Records from a data source:
[BEGIN]

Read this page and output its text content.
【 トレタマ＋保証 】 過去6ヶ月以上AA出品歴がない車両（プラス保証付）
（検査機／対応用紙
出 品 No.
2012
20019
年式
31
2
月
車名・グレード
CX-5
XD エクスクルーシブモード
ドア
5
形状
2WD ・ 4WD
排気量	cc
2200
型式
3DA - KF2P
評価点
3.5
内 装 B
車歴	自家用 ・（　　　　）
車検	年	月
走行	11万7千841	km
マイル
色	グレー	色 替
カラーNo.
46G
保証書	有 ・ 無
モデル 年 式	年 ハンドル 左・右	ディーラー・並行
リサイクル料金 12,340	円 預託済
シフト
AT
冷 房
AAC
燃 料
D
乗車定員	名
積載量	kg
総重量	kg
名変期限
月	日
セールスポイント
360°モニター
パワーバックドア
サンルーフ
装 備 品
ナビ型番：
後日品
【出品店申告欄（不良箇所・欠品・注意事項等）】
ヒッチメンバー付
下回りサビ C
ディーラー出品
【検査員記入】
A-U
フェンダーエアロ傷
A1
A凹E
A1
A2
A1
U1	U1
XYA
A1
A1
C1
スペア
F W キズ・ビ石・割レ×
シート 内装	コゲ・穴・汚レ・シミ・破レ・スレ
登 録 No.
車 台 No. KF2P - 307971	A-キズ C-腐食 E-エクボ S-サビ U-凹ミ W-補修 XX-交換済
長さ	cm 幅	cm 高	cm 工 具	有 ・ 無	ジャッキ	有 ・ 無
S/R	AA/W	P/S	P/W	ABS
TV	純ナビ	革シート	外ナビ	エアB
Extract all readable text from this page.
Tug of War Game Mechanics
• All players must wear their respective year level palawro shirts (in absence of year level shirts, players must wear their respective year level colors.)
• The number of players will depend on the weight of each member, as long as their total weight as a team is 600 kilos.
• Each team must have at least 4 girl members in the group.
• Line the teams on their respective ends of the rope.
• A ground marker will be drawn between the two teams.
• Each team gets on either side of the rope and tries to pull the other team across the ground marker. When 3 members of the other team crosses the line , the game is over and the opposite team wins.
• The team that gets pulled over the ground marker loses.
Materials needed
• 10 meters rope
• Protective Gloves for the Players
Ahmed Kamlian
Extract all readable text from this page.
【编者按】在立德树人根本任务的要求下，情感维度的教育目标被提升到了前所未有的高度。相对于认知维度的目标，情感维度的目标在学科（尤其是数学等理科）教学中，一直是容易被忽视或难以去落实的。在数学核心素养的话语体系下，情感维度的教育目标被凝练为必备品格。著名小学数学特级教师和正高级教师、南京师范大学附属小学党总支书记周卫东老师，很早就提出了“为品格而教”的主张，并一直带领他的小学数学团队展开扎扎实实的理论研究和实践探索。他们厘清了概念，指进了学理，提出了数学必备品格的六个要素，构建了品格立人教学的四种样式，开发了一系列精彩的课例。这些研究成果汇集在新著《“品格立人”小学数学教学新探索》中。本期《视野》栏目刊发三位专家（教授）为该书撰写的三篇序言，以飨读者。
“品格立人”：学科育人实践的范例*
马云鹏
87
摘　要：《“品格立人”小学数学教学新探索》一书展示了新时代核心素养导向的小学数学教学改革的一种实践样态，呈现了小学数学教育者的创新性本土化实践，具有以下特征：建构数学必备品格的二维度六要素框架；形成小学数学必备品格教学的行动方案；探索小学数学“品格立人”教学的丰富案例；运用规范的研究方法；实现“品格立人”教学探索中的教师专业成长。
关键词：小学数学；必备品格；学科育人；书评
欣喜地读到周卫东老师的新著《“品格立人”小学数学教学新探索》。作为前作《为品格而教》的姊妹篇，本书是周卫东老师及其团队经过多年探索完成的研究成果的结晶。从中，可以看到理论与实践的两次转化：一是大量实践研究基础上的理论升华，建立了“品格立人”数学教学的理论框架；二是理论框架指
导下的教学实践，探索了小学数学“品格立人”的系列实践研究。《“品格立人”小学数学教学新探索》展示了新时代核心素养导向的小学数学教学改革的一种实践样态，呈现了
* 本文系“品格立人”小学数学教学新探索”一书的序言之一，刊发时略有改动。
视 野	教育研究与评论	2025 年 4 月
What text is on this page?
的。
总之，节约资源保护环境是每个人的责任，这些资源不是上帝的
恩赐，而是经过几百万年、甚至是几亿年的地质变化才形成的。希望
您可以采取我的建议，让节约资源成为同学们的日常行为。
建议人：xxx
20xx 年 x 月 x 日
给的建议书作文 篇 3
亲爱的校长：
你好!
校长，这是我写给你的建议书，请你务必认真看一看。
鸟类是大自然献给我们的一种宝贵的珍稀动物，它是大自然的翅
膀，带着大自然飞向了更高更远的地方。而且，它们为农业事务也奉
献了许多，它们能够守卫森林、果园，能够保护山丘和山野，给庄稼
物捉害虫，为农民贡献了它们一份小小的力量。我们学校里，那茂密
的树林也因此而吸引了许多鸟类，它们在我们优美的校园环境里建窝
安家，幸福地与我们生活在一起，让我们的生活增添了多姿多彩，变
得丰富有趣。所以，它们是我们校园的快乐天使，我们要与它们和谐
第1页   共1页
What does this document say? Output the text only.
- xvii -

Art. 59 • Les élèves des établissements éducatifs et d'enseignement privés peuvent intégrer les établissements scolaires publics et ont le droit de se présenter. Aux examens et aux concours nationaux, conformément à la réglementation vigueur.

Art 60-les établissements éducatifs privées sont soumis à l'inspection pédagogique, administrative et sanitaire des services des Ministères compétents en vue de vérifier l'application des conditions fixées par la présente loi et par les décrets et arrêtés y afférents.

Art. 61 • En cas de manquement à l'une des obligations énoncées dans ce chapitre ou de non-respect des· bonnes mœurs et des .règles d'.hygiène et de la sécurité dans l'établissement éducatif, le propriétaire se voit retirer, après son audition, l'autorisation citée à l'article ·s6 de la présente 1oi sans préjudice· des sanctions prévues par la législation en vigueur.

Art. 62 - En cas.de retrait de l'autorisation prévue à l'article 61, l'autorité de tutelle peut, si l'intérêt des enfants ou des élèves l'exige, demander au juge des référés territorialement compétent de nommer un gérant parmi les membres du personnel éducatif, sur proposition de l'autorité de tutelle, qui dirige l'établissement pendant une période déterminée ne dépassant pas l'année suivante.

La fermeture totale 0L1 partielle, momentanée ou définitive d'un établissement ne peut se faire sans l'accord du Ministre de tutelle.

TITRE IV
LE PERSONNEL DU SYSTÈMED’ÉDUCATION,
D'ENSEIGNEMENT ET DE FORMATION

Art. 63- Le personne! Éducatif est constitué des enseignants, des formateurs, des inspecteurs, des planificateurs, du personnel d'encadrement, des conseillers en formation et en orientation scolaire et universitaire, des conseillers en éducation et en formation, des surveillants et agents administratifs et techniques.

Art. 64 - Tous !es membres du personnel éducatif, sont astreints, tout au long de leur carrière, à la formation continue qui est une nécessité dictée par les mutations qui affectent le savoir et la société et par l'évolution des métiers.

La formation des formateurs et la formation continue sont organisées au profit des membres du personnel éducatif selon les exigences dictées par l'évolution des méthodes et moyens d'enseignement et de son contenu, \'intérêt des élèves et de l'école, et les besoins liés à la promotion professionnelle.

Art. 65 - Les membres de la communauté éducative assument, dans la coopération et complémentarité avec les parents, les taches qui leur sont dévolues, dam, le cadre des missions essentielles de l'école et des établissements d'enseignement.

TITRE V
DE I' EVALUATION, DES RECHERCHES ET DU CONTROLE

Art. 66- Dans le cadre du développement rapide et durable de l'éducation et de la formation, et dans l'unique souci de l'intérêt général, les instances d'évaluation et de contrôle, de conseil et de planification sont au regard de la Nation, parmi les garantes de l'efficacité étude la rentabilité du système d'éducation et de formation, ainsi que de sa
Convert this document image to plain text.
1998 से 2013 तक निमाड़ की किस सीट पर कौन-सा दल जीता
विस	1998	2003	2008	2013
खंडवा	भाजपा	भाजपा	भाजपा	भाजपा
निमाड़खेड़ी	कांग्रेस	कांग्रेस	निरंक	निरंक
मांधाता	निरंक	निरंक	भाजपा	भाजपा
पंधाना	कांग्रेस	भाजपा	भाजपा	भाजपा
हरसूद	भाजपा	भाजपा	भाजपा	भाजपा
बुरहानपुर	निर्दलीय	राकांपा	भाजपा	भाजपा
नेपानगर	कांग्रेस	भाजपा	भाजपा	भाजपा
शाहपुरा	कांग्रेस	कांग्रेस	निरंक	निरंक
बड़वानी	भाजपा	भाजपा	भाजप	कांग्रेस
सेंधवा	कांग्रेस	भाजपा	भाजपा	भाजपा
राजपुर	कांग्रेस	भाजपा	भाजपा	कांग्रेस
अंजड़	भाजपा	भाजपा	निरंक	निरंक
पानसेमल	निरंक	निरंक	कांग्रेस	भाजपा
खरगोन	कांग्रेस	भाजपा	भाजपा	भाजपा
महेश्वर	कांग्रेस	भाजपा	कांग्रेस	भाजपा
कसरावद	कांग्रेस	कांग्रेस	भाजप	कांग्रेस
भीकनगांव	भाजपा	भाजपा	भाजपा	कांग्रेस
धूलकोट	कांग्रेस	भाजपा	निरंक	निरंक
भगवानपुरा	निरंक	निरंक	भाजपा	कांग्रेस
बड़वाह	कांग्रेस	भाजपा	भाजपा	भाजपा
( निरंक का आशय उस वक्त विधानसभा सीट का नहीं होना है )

[END]

## Task objective
Reproduce exactly the line that holds "Convert this document image to plain text.", then every line after it, ending with the final line of the records above.

## Final result
Convert this document image to plain text.
1998 से 2013 तक निमाड़ की किस सीट पर कौन-सा दल जीता
विस	1998	2003	2008	2013
खंडवा	भाजपा	भाजपा	भाजपा	भाजपा
निमाड़खेड़ी	कांग्रेस	कांग्रेस	निरंक	निरंक
मांधाता	निरंक	निरंक	भाजपा	भाजपा
पंधाना	कांग्रेस	भाजपा	भाजपा	भाजपा
हरसूद	भाजपा	भाजपा	भाजपा	भाजपा
बुरहानपुर	निर्दलीय	राकांपा	भाजपा	भाजपा
नेपानगर	कांग्रेस	भाजपा	भाजपा	भाजपा
शाहपुरा	कांग्रेस	कांग्रेस	निरंक	निरंक
बड़वानी	भाजपा	भाजपा	भाजप	कांग्रेस
सेंधवा	कांग्रेस	भाजपा	भाजपा	भाजपा
राजपुर	कांग्रेस	भाजपा	भाजपा	कांग्रेस
अंजड़	भाजपा	भाजपा	निरंक	निरंक
पानसेमल	निरंक	निरंक	कांग्रेस	भाजपा
खरगोन	कांग्रेस	भाजपा	भाजपा	भाजपा
महेश्वर	कांग्रेस	भाजपा	कांग्रेस	भाजपा
कसरावद	कांग्रेस	कांग्रेस	भाजप	कांग्रेस
भीकनगांव	भाजपा	भाजपा	भाजपा	कांग्रेस
धूलकोट	कांग्रेस	भाजपा	निरंक	निरंक
भगवानपुरा	निरंक	निरंक	भाजपा	कांग्रेस
बड़वाह	कांग्रेस	भाजपा	भाजपा	भाजपा
( निरंक का आशय उस वक्त विधानसभा सीट का नहीं होना है )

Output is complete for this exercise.